═══ DOCUMENT SECTION ═══

It's a joyous track that Pitchfork's Zach Kelly compared to "forgotten B-movie soundtracks from the decade of excess" and Ken Taylor of XLR8R the works of Oingo Boingo. In the middle of the track's running time, Gitelman's jazz metal-style guitar solo is performed with inharmonious vocal stabs in the background. All of the sporadic instances are calmed when Ford sings "Although I'm dinged up, voices are going away." The song's Roland D-50 bass riff was compared by Kelly to that of the Gary Numan song "Cars". In "Rock Center Paranoia", which Lopatin called a "fake metal jam," Rogers has an anxiety attack in a music equipment shop. The song features a Minimoog the duo bought from the door next to where they were recording Channel Pressure, as well as another guitar part from Gitelman where he is "shredding seventh-grade style."

"Too Much MIDI (Please Forgive Me)" was Channel Pressure's second single; it was the first of ten tracks to be issued under Adult Swim's 2011 Singles Program. Upon its June 13, 2011 release under the program, it received the label of "Best New Track" from a review of the track by Kelly for Pitchfork. The track depicts Rogers as excited to record an album in his own dreamland while riding in a hatchback on an elevated interstate. It starts out as a lament sounding like what Lopatin described as a "subterranean S&M steam world", musically arranged with "alien-sounding" synthesizers and sounds commonly found in Industrial music. It then turns into an "archetypal synth pop banger" with synth stabs reminiscent of those in Prince and The Revolution's "Purple Rain" and "deliciously cheesy guitar wailing," Kelly analyzed. Savage compared its instrumental to New Order's "Blue Monday", and noted its "fretless bass aesthetic characteristic" similar to that of musician Mick Karn.

═══

* **YOUR TASKS**:
- A) Do the following statements agree with the passage about the Channel Pressure songs? For each one, answer yes or no and quote the words from the passage that settle it.
(i) "Too Much MIDI (Please Forgive Me)" was the first single from Channel Pressure.
(ii) Kelly compared a Roland D-50 bass riff to the one in the Gary Numan song "Cars".
(iii) Savage compared the instrumental of "Too Much MIDI (Please Forgive Me)" to New Order's "Blue Monday".
- B) Extend the passage about the Channel Pressure songs beyond its final sentence.

═══ DATA PROVIDED ═══

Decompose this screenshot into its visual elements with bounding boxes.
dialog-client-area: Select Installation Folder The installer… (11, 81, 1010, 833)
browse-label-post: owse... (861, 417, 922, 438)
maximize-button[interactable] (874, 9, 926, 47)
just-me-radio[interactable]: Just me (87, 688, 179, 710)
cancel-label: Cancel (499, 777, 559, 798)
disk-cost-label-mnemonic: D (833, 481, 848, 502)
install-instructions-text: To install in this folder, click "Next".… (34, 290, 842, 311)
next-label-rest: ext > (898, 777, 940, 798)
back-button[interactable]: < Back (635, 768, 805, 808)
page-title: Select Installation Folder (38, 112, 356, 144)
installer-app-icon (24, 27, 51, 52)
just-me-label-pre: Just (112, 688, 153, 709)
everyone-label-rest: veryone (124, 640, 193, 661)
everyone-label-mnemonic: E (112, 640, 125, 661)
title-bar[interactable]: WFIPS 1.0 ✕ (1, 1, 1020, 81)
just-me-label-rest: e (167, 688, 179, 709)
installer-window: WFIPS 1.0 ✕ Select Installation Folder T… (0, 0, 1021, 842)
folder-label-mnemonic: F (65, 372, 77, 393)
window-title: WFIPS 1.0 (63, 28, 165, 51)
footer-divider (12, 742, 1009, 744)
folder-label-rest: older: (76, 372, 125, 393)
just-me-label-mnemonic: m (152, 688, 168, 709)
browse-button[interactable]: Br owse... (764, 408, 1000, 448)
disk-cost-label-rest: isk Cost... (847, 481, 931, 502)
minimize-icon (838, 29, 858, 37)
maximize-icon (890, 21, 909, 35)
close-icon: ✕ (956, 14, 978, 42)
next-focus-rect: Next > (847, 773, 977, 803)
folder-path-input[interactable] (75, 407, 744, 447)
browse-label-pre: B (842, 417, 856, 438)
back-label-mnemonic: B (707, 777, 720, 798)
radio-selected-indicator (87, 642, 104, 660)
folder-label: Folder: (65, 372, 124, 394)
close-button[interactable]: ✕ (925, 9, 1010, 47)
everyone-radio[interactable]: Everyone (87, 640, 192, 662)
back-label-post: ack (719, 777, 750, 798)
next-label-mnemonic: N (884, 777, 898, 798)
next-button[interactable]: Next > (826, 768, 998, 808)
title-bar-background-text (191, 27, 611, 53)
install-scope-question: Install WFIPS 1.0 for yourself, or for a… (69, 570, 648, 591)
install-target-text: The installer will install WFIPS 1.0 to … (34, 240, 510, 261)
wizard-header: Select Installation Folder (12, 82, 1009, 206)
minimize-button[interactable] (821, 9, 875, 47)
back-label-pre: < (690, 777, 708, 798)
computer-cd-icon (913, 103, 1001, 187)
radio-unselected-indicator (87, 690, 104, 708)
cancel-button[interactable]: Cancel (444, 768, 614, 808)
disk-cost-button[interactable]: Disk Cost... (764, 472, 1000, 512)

═══

* **RESPONSE LIST**:
- A)
(i) No: "was Channel Pressure's second single"
(ii) Yes: "The song's Roland D-50 bass riff was compared by Kelly to that of the Gary Numan song "Cars""
(iii) Yes: "Savage compared its instrumental to New Order's "Blue Monday""

- B)
As Ford and Lopatin's "secret recipe", most of the songs written for Channel Pressure, started out as smooth jazz songs before Ford and Lopatin began experimenting with them. The making of "New Planet" is the best example of this process; Ford and Lopatin built the track around fretless bass guitar lead melodies and synth pads, and Prefuse 73, in the duo's words, "took this one above the clouds." Jokingly described by Ford and Lopatin as "our sweet ELO ripoff jam," "The Voices" lyrically has a double meaning; the song is about Roger hearing voices, but at the same time it also talks about earworms the narrator hates to have in his brain. Despite the track's glitchy sound, the song also contains elements of pop music that gives it a mournful, scented tone. It is followed by the theme song for and named after Joey Rogers, which is about needing System II to produce the record he wants make that, in Ford's words, "dominates his dreams."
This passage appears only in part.